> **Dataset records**
════

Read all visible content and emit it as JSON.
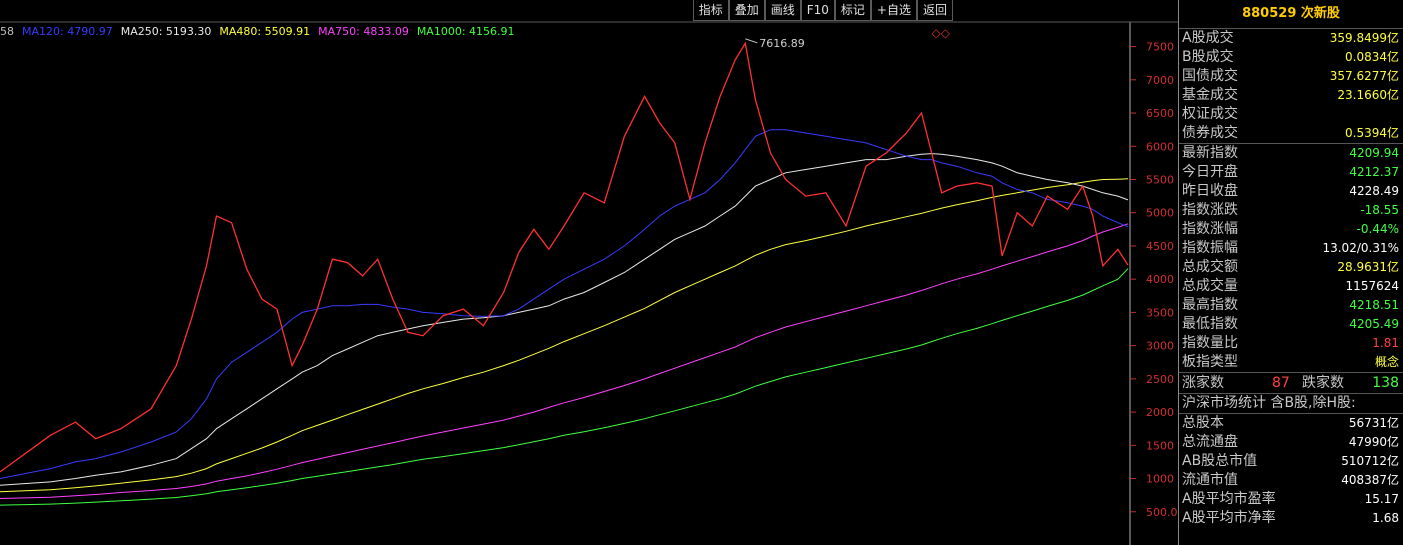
{
  "toolbar": {
    "buttons": [
      "指标",
      "叠加",
      "画线",
      "F10",
      "标记",
      "+自选",
      "返回"
    ]
  },
  "ma_legend": [
    {
      "text": "58",
      "color": "#c0c0c0"
    },
    {
      "text": "MA120: 4790.97",
      "color": "#3a3aff"
    },
    {
      "text": "MA250: 5193.30",
      "color": "#e8e8e8"
    },
    {
      "text": "MA480: 5509.91",
      "color": "#ffff40"
    },
    {
      "text": "MA750: 4833.09",
      "color": "#ff40ff"
    },
    {
      "text": "MA1000: 4156.91",
      "color": "#40ff40"
    }
  ],
  "panel": {
    "title": "880529 次新股",
    "rows_a": [
      {
        "label": "A股成交",
        "value": "359.8499亿",
        "color": "#ffff40"
      },
      {
        "label": "B股成交",
        "value": "0.0834亿",
        "color": "#ffff40"
      },
      {
        "label": "国债成交",
        "value": "357.6277亿",
        "color": "#ffff40"
      },
      {
        "label": "基金成交",
        "value": "23.1660亿",
        "color": "#ffff40"
      },
      {
        "label": "权证成交",
        "value": "",
        "color": "#ffff40"
      },
      {
        "label": "债券成交",
        "value": "0.5394亿",
        "color": "#ffff40"
      }
    ],
    "rows_b": [
      {
        "label": "最新指数",
        "value": "4209.94",
        "color": "#40ff40"
      },
      {
        "label": "今日开盘",
        "value": "4212.37",
        "color": "#40ff40"
      },
      {
        "label": "昨日收盘",
        "value": "4228.49",
        "color": "#ffffff"
      },
      {
        "label": "指数涨跌",
        "value": "-18.55",
        "color": "#40ff40"
      },
      {
        "label": "指数涨幅",
        "value": "-0.44%",
        "color": "#40ff40"
      },
      {
        "label": "指数振幅",
        "value": "13.02/0.31%",
        "color": "#ffffff"
      },
      {
        "label": "总成交额",
        "value": "28.9631亿",
        "color": "#ffff40"
      },
      {
        "label": "总成交量",
        "value": "1157624",
        "color": "#ffffff"
      },
      {
        "label": "最高指数",
        "value": "4218.51",
        "color": "#40ff40"
      },
      {
        "label": "最低指数",
        "value": "4205.49",
        "color": "#40ff40"
      },
      {
        "label": "指数量比",
        "value": "1.81",
        "color": "#ff4040"
      },
      {
        "label": "板指类型",
        "value": "概念",
        "color": "#ffff40"
      }
    ],
    "stats": {
      "up_label": "涨家数",
      "up_value": "87",
      "down_label": "跌家数",
      "down_value": "138"
    },
    "scope_label": "沪深市场统计 含B股,除H股:",
    "rows_c": [
      {
        "label": "总股本",
        "value": "56731亿",
        "color": "#ffffff"
      },
      {
        "label": "总流通盘",
        "value": "47990亿",
        "color": "#ffffff"
      },
      {
        "label": "AB股总市值",
        "value": "510712亿",
        "color": "#ffffff"
      },
      {
        "label": "流通市值",
        "value": "408387亿",
        "color": "#ffffff"
      },
      {
        "label": "A股平均市盈率",
        "value": "15.17",
        "color": "#ffffff"
      },
      {
        "label": "A股平均市净率",
        "value": "1.68",
        "color": "#ffffff"
      }
    ]
  },
  "chart_data": {
    "type": "line",
    "ylim": [
      0,
      7900
    ],
    "y_ticks": [
      500,
      1000,
      1500,
      2000,
      2500,
      3000,
      3500,
      4000,
      4500,
      5000,
      5500,
      6000,
      6500,
      7000,
      7500
    ],
    "y_tick_labels": [
      "500.0",
      "1000",
      "1500",
      "2000",
      "2500",
      "3000",
      "3500",
      "4000",
      "4500",
      "5000",
      "5500",
      "6000",
      "6500",
      "7000",
      "7500"
    ],
    "peak_label": "7616.89",
    "peak_value": 7616.89,
    "x": [
      0,
      50,
      75,
      95,
      120,
      150,
      175,
      190,
      205,
      215,
      230,
      245,
      260,
      275,
      290,
      300,
      315,
      330,
      345,
      360,
      375,
      390,
      405,
      420,
      440,
      460,
      480,
      500,
      515,
      530,
      545,
      560,
      580,
      600,
      620,
      640,
      655,
      670,
      685,
      700,
      715,
      730,
      740,
      750,
      765,
      780,
      800,
      820,
      840,
      860,
      880,
      900,
      915,
      925,
      935,
      950,
      970,
      985,
      995,
      1010,
      1025,
      1040,
      1060,
      1075,
      1085,
      1095,
      1110,
      1120
    ],
    "series": [
      {
        "name": "close",
        "color": "#ff3030",
        "values": [
          1100,
          1650,
          1850,
          1600,
          1750,
          2050,
          2700,
          3400,
          4200,
          4950,
          4850,
          4150,
          3700,
          3550,
          2700,
          3000,
          3550,
          4300,
          4250,
          4050,
          4300,
          3700,
          3200,
          3150,
          3450,
          3550,
          3300,
          3800,
          4400,
          4750,
          4450,
          4800,
          5300,
          5150,
          6150,
          6750,
          6350,
          6050,
          5200,
          6050,
          6750,
          7300,
          7550,
          6700,
          5900,
          5500,
          5250,
          5300,
          4800,
          5700,
          5900,
          6200,
          6500,
          5900,
          5300,
          5400,
          5450,
          5400,
          4350,
          5000,
          4800,
          5250,
          5050,
          5400,
          4950,
          4200,
          4450,
          4210
        ]
      },
      {
        "name": "MA120",
        "color": "#3a3aff",
        "values": [
          1000,
          1150,
          1250,
          1300,
          1400,
          1550,
          1700,
          1900,
          2200,
          2500,
          2750,
          2900,
          3050,
          3200,
          3400,
          3500,
          3550,
          3600,
          3600,
          3620,
          3620,
          3580,
          3550,
          3500,
          3480,
          3450,
          3440,
          3450,
          3550,
          3700,
          3850,
          4000,
          4150,
          4300,
          4500,
          4750,
          4950,
          5100,
          5200,
          5300,
          5500,
          5750,
          5950,
          6150,
          6250,
          6250,
          6200,
          6150,
          6100,
          6050,
          5950,
          5850,
          5800,
          5800,
          5750,
          5700,
          5600,
          5550,
          5450,
          5350,
          5300,
          5200,
          5150,
          5100,
          5050,
          4950,
          4850,
          4790.97
        ]
      },
      {
        "name": "MA250",
        "color": "#e8e8e8",
        "values": [
          900,
          950,
          1000,
          1050,
          1100,
          1200,
          1300,
          1450,
          1600,
          1750,
          1900,
          2050,
          2200,
          2350,
          2500,
          2600,
          2700,
          2850,
          2950,
          3050,
          3150,
          3200,
          3250,
          3300,
          3350,
          3400,
          3420,
          3450,
          3500,
          3550,
          3600,
          3700,
          3800,
          3950,
          4100,
          4300,
          4450,
          4600,
          4700,
          4800,
          4950,
          5100,
          5250,
          5400,
          5500,
          5600,
          5650,
          5700,
          5750,
          5800,
          5800,
          5850,
          5880,
          5890,
          5880,
          5850,
          5800,
          5750,
          5700,
          5600,
          5550,
          5500,
          5450,
          5400,
          5350,
          5300,
          5250,
          5193.3
        ]
      },
      {
        "name": "MA480",
        "color": "#ffff40",
        "values": [
          800,
          830,
          860,
          890,
          930,
          980,
          1030,
          1080,
          1150,
          1220,
          1300,
          1380,
          1460,
          1550,
          1650,
          1720,
          1800,
          1880,
          1960,
          2040,
          2120,
          2200,
          2280,
          2350,
          2430,
          2520,
          2600,
          2700,
          2780,
          2870,
          2960,
          3060,
          3180,
          3300,
          3430,
          3560,
          3680,
          3800,
          3900,
          4000,
          4100,
          4200,
          4280,
          4360,
          4450,
          4520,
          4580,
          4650,
          4720,
          4800,
          4870,
          4940,
          4990,
          5030,
          5070,
          5120,
          5180,
          5230,
          5260,
          5300,
          5340,
          5380,
          5420,
          5460,
          5480,
          5500,
          5505,
          5509.91
        ]
      },
      {
        "name": "MA750",
        "color": "#ff40ff",
        "values": [
          700,
          720,
          740,
          760,
          790,
          820,
          850,
          880,
          920,
          960,
          1000,
          1040,
          1090,
          1140,
          1200,
          1240,
          1290,
          1340,
          1390,
          1440,
          1490,
          1540,
          1590,
          1640,
          1700,
          1760,
          1820,
          1880,
          1940,
          2000,
          2070,
          2140,
          2220,
          2310,
          2400,
          2500,
          2580,
          2660,
          2740,
          2820,
          2900,
          2980,
          3050,
          3120,
          3200,
          3280,
          3360,
          3440,
          3520,
          3600,
          3680,
          3760,
          3830,
          3880,
          3930,
          4000,
          4080,
          4150,
          4200,
          4270,
          4340,
          4410,
          4500,
          4580,
          4650,
          4710,
          4780,
          4833.09
        ]
      },
      {
        "name": "MA1000",
        "color": "#40ff40",
        "values": [
          600,
          615,
          630,
          645,
          665,
          690,
          715,
          740,
          770,
          800,
          830,
          860,
          895,
          930,
          970,
          1000,
          1035,
          1070,
          1105,
          1140,
          1175,
          1210,
          1250,
          1290,
          1330,
          1375,
          1420,
          1465,
          1510,
          1555,
          1600,
          1650,
          1705,
          1765,
          1830,
          1900,
          1960,
          2020,
          2080,
          2140,
          2200,
          2270,
          2330,
          2390,
          2460,
          2530,
          2600,
          2670,
          2740,
          2810,
          2880,
          2950,
          3010,
          3060,
          3110,
          3180,
          3260,
          3330,
          3380,
          3450,
          3520,
          3590,
          3680,
          3760,
          3830,
          3900,
          4000,
          4156.91
        ]
      }
    ]
  }
}
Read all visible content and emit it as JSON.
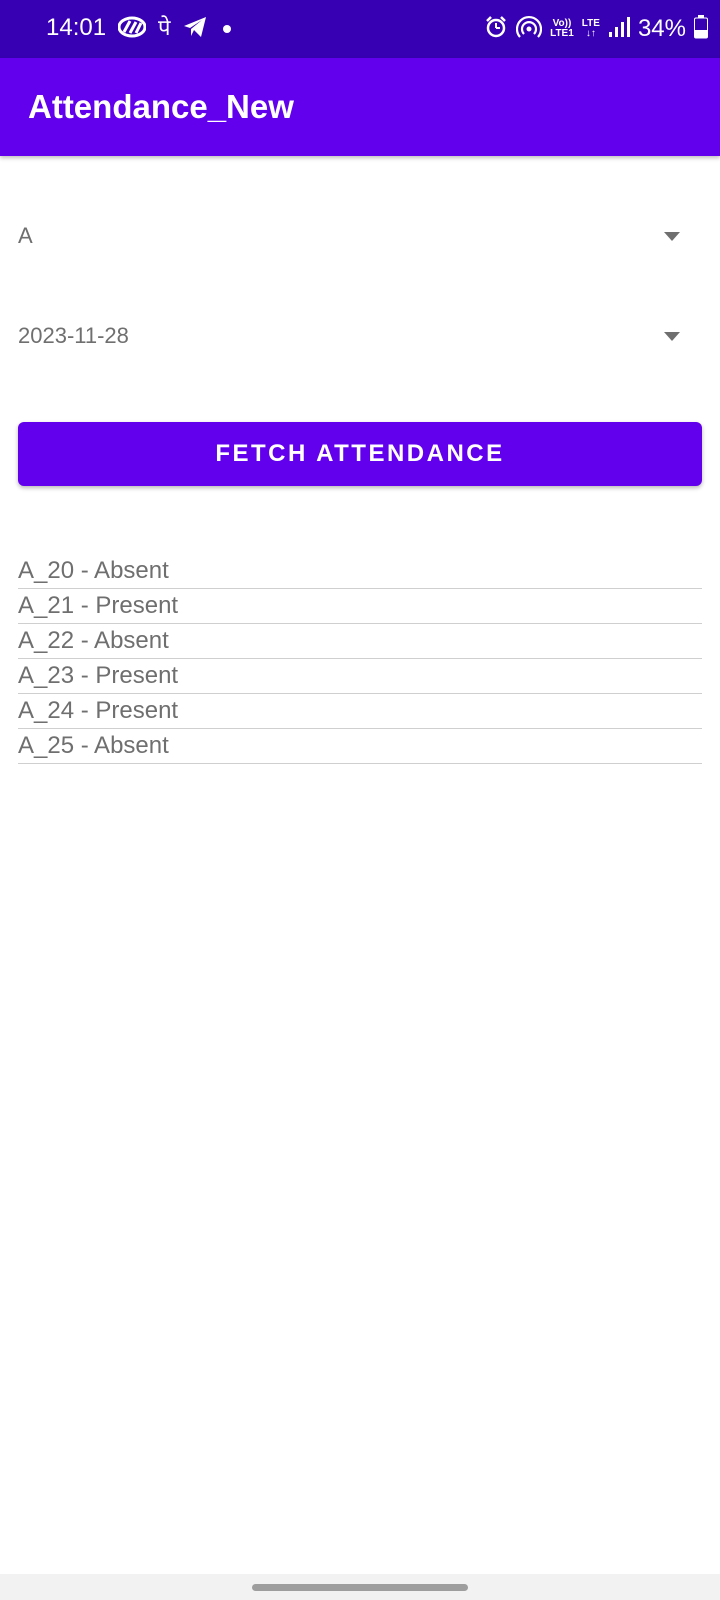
{
  "status_bar": {
    "time": "14:01",
    "left_icons": [
      "phonepe-wave-icon",
      "phonepe-icon",
      "telegram-icon",
      "notification-dot-icon"
    ],
    "pe_glyph": "पे",
    "right_icons": [
      "alarm-icon",
      "hotspot-icon",
      "volte-icon",
      "lte-icon",
      "signal-icon",
      "battery-icon"
    ],
    "volte_top": "Vo))",
    "volte_bottom": "LTE1",
    "lte_top": "LTE",
    "lte_bottom": "↓↑",
    "battery_percent": "34%",
    "background_color": "#3700b3"
  },
  "app_bar": {
    "title": "Attendance_New",
    "background_color": "#6200ee"
  },
  "class_spinner": {
    "selected": "A"
  },
  "date_spinner": {
    "selected": "2023-11-28"
  },
  "fetch_button": {
    "label": "FETCH ATTENDANCE",
    "background_color": "#6200ee"
  },
  "attendance": {
    "items": [
      "A_20 - Absent",
      "A_21 - Present",
      "A_22 - Absent",
      "A_23 - Present",
      "A_24 - Present",
      "A_25 - Absent"
    ]
  }
}
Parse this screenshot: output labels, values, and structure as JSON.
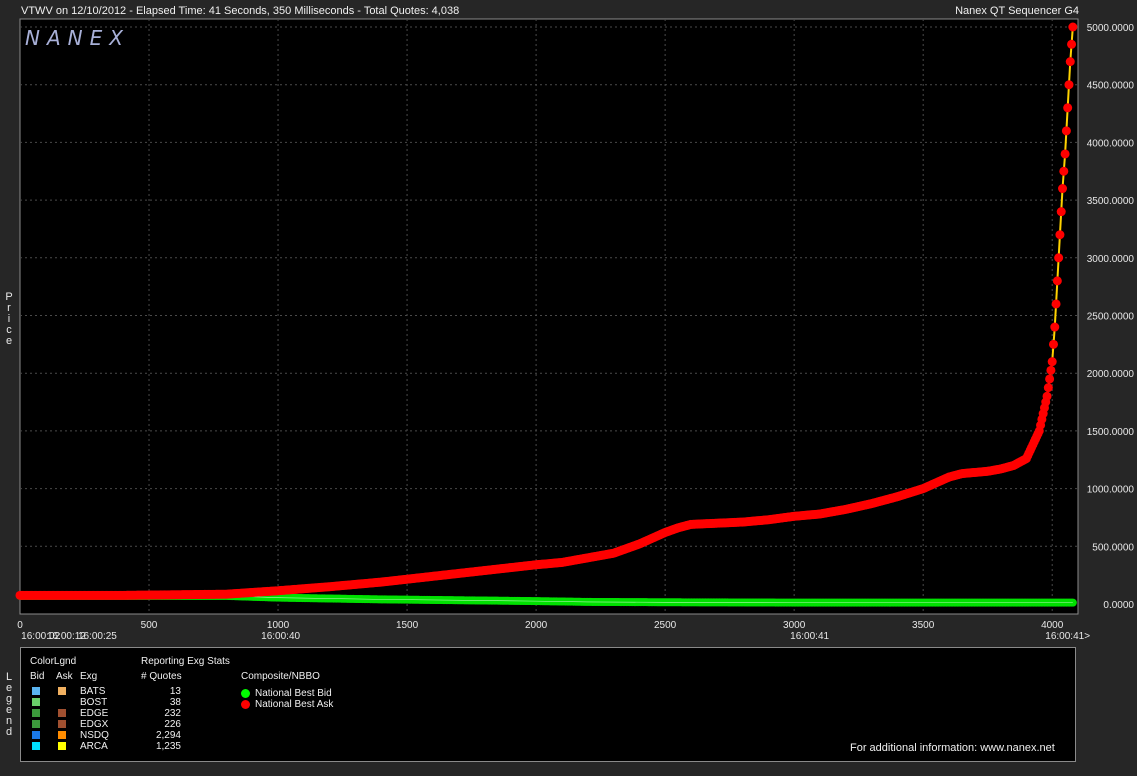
{
  "header": {
    "title": "VTWV on 12/10/2012  -  Elapsed Time: 41 Seconds, 350 Milliseconds  -  Total Quotes: 4,038",
    "brand_title": "Nanex QT Sequencer G4",
    "watermark": "NANEX"
  },
  "y_axis_title": "Price",
  "legend_side_title": "Legend",
  "chart_data": {
    "type": "line",
    "x_ticks": [
      0,
      500,
      1000,
      1500,
      2000,
      2500,
      3000,
      3500,
      4000
    ],
    "x_range": [
      0,
      4100
    ],
    "time_labels": [
      {
        "x": 80,
        "label": "16:00:02"
      },
      {
        "x": 180,
        "label": "16:00:12"
      },
      {
        "x": 300,
        "label": "16:00:25"
      },
      {
        "x": 1010,
        "label": "16:00:40"
      },
      {
        "x": 3060,
        "label": "16:00:41"
      },
      {
        "x": 4060,
        "label": "16:00:41>"
      }
    ],
    "y_ticks": [
      "5000.0000",
      "4500.0000",
      "4000.0000",
      "3500.0000",
      "3000.0000",
      "2500.0000",
      "2000.0000",
      "1500.0000",
      "1000.0000",
      "500.0000",
      "0.0000"
    ],
    "ylim": [
      0,
      5000
    ],
    "grid": true,
    "series": [
      {
        "name": "National Best Ask",
        "color": "#ff0000",
        "x": [
          0,
          400,
          800,
          1000,
          1200,
          1400,
          1600,
          1800,
          2000,
          2100,
          2200,
          2300,
          2400,
          2450,
          2500,
          2550,
          2600,
          2700,
          2800,
          2900,
          3000,
          3100,
          3200,
          3300,
          3400,
          3500,
          3550,
          3600,
          3650,
          3700,
          3750,
          3800,
          3850,
          3900,
          3950,
          3980,
          4000,
          4010,
          4020,
          4030,
          4040,
          4050,
          4060,
          4070,
          4080
        ],
        "y": [
          75,
          75,
          85,
          115,
          150,
          190,
          240,
          290,
          340,
          360,
          400,
          440,
          520,
          570,
          620,
          660,
          690,
          700,
          710,
          730,
          760,
          780,
          820,
          870,
          930,
          1000,
          1050,
          1100,
          1130,
          1140,
          1150,
          1170,
          1200,
          1260,
          1500,
          1800,
          2100,
          2400,
          2800,
          3200,
          3600,
          3900,
          4300,
          4700,
          5000
        ]
      },
      {
        "name": "National Best Bid",
        "color": "#00e000",
        "x": [
          0,
          800,
          1000,
          1400,
          2000,
          2200,
          2500,
          3000,
          3500,
          4000,
          4080
        ],
        "y": [
          70,
          70,
          55,
          40,
          25,
          18,
          15,
          12,
          12,
          12,
          12
        ]
      }
    ]
  },
  "legend": {
    "color_legend_title": "ColorLgnd",
    "stats_title": "Reporting Exg Stats",
    "col_bid": "Bid",
    "col_ask": "Ask",
    "col_exg": "Exg",
    "col_quotes": "# Quotes",
    "composite_title": "Composite/NBBO",
    "rows": [
      {
        "bid_color": "#5ab4f0",
        "ask_color": "#f0b060",
        "exg": "BATS",
        "quotes": "13"
      },
      {
        "bid_color": "#6ad06a",
        "ask_color": null,
        "exg": "BOST",
        "quotes": "38"
      },
      {
        "bid_color": "#3c9a3c",
        "ask_color": "#a05030",
        "exg": "EDGE",
        "quotes": "232"
      },
      {
        "bid_color": "#3c9a3c",
        "ask_color": "#a05030",
        "exg": "EDGX",
        "quotes": "226"
      },
      {
        "bid_color": "#1a78e6",
        "ask_color": "#ff8c00",
        "exg": "NSDQ",
        "quotes": "2,294"
      },
      {
        "bid_color": "#00e0ff",
        "ask_color": "#ffff00",
        "exg": "ARCA",
        "quotes": "1,235"
      }
    ],
    "nbbo": [
      {
        "color": "#00ff00",
        "label": "National Best Bid"
      },
      {
        "color": "#ff0000",
        "label": "National Best Ask"
      }
    ],
    "info": "For additional information: www.nanex.net"
  }
}
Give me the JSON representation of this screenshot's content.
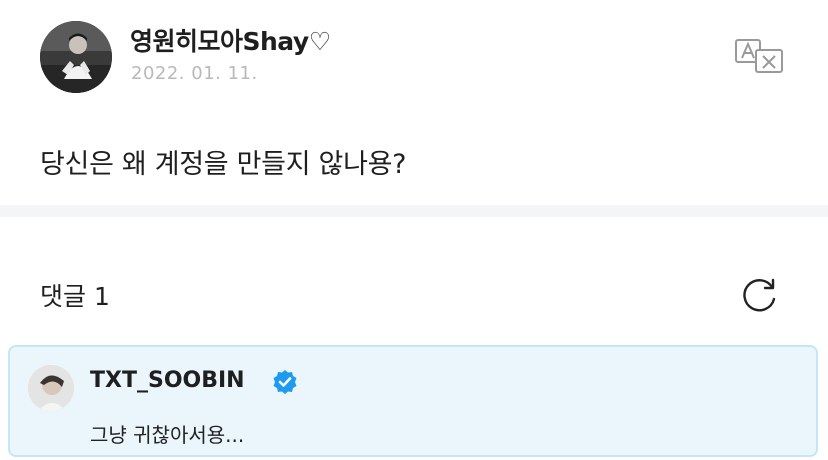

════

> **PROBLEM TO WORK ON**
Your task is to gather every line with the word "screenshot" and copy it.

> **EXPECTED ANSWER**
Parse this screenshot: output labels, values, and structure as JSON.
Give me the JSON representation of this screenshot's content.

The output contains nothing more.